> **WHAT YOU NEED TO DO**
1. In the FlatBuffers discussion below, about how many tables does the application's output format contain?
2. Using the FlatBuffers discussion below, explain why the collaborator had held off on making a similar change in the C++ implementation.

> **READING TEXT**
-*-*-
This PR will increase heap usage slightly, as it introduces a BTreeMap to manage the Vecs. Even so, I believe this to be an acceptable sacrifice and it should still be a net improvement for most applications.

We use a BTreeMap instead of a HashMap, because that was what gave the best result for our application. I have not done any other benchmarks, so I am not sure if our application is representative.

I am sure this could probably be improved even further, but I do not understand the code well enough to write a more invasive change.

@aardappel
Copy link
Collaborator

I have so far resisted making a similar change in the C++ implementation, because it is very important to me that basic FlatBuffer usage can work with very few to no allocations. It is kind of what the library is about.

I'm not sure how many allocations this BTreeMap causes, but using it outright for all users of FlatBuffers doesn't seem that great to me. I would suggest, if this is easy to do in Rust, to default to the existing Vec, but allow users with special requirements to swap in BTreeMap statically through a template parameter (or whatever the Rust equivalent).

If that is not possible, I'd do it dynamically, by keeping this BTreeMap unallocated/unused until the number of vtables exceeds N (where N is.. 10? or so). I think you'll find the vast majority of FlatBuffers use cases does not exceed this.

@aardappel
Copy link
Collaborator

@rw

@TethysSvensson
Copy link
Contributor Author

First of all, I completely understand that our use-case might not be very representative. If that is the case, we will be happy to continue maintaining our fork.

To give you some context, the purpose of the application I was talking about before is to convert ~300 MB files in a proprietary format into ~30 MB files in a flatbuffer format. The output format contains ~40 tables. We first do a streaming conversion to an in-memory format that closely represents the input file and then do a second pass which converts it to a flatbuffer.

It might be feasible to do the entire process streaming. However we do a few semantic transformations while converting, and we have had a lot of trouble achieving this while still writing maintainable and correct code.

Most of our code is very optimized, to the point that I believe that we are currently spending most of the time doing the flatbuffer serialization -- though it's been a while since I have done a proper benchmark of the code. I am planning on doing another round of profiling within the next few weeks.

For our use-case, sacrificing a few kilobytes for a multi-digit percentage boost in performance is well worth it. That would be the case, even if it was a few megabytes.
-*-*-
> **STORED RECORDS**

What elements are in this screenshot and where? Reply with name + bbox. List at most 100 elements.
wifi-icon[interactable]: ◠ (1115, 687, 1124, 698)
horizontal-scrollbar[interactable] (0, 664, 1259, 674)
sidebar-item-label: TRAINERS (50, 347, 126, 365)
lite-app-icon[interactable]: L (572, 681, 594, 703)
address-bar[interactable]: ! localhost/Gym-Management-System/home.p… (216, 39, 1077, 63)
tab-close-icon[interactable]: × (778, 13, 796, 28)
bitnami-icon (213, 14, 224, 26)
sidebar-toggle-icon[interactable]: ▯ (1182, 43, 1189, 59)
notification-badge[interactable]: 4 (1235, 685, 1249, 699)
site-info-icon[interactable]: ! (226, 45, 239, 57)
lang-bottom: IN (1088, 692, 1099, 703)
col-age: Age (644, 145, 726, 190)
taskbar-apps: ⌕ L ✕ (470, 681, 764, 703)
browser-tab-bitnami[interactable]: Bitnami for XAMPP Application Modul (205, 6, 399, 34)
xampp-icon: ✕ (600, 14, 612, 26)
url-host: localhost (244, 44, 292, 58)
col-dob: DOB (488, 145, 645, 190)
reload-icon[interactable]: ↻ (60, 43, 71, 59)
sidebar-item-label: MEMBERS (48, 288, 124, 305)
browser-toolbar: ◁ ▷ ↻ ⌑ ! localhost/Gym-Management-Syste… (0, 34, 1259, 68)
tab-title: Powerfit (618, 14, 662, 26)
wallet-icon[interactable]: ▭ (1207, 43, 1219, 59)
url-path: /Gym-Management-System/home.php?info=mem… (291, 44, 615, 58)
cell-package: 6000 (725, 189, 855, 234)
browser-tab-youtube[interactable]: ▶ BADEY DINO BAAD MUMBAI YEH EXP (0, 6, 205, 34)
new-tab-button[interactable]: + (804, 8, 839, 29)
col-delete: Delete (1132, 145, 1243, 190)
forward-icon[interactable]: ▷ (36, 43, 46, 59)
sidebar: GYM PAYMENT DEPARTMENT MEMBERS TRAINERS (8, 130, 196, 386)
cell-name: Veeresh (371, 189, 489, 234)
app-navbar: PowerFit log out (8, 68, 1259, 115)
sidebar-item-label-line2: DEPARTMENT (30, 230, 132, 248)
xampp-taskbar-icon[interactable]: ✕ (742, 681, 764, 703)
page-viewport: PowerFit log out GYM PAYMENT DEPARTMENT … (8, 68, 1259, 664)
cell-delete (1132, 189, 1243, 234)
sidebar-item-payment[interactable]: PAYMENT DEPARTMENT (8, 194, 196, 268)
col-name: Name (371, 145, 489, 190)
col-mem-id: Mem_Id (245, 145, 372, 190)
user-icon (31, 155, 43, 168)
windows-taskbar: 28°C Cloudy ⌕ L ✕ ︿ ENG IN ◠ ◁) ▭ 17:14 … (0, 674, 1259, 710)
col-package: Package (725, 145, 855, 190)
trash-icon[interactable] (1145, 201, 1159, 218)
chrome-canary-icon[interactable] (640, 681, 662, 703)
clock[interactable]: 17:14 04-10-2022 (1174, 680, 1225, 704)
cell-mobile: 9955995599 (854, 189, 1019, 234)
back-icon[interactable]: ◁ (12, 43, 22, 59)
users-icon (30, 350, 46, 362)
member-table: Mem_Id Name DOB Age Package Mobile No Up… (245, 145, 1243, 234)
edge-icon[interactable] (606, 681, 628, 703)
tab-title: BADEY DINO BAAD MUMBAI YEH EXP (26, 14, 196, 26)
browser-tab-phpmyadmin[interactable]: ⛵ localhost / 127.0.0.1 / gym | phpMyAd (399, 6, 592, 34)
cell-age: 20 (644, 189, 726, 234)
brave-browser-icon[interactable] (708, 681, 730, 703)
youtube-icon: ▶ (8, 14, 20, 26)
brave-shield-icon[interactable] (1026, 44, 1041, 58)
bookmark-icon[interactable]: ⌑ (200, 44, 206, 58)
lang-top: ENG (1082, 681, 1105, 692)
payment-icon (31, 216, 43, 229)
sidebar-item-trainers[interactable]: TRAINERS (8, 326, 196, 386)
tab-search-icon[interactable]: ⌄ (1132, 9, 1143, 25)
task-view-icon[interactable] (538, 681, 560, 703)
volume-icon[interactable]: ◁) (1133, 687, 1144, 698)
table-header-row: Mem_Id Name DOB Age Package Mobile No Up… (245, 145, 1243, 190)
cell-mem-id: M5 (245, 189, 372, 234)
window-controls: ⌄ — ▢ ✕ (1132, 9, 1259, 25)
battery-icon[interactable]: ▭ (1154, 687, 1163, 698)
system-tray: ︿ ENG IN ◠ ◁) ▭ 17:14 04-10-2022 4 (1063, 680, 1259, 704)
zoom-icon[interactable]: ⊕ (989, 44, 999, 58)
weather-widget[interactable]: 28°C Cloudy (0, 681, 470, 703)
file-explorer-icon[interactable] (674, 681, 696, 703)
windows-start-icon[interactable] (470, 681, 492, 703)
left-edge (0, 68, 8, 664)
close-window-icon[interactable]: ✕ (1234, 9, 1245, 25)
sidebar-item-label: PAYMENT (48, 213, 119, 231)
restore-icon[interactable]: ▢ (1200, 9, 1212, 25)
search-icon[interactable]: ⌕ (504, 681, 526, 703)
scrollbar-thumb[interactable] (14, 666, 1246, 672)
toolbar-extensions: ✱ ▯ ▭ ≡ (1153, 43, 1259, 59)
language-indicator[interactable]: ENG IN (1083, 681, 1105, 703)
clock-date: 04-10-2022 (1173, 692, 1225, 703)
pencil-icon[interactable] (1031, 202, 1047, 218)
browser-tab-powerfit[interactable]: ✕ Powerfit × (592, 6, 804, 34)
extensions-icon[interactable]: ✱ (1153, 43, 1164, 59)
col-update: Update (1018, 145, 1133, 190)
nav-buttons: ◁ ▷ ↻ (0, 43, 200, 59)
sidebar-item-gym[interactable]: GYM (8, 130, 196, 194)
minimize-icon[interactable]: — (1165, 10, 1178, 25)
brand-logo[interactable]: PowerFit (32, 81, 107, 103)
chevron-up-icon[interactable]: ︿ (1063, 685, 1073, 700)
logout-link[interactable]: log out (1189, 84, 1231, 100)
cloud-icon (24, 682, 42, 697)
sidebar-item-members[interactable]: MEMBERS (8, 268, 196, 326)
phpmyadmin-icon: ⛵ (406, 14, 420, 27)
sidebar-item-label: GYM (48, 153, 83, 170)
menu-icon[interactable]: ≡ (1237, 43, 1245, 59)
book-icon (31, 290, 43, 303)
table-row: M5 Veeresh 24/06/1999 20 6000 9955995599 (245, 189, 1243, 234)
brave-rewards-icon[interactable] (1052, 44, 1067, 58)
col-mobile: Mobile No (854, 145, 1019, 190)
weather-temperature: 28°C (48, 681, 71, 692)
-*-*-
> **PER-TASK OUTPUTS**
1. About 40 tables.

2. The collaborator considers it very important that basic FlatBuffer usage can work with very few to no allocations, since that is largely what the library is about.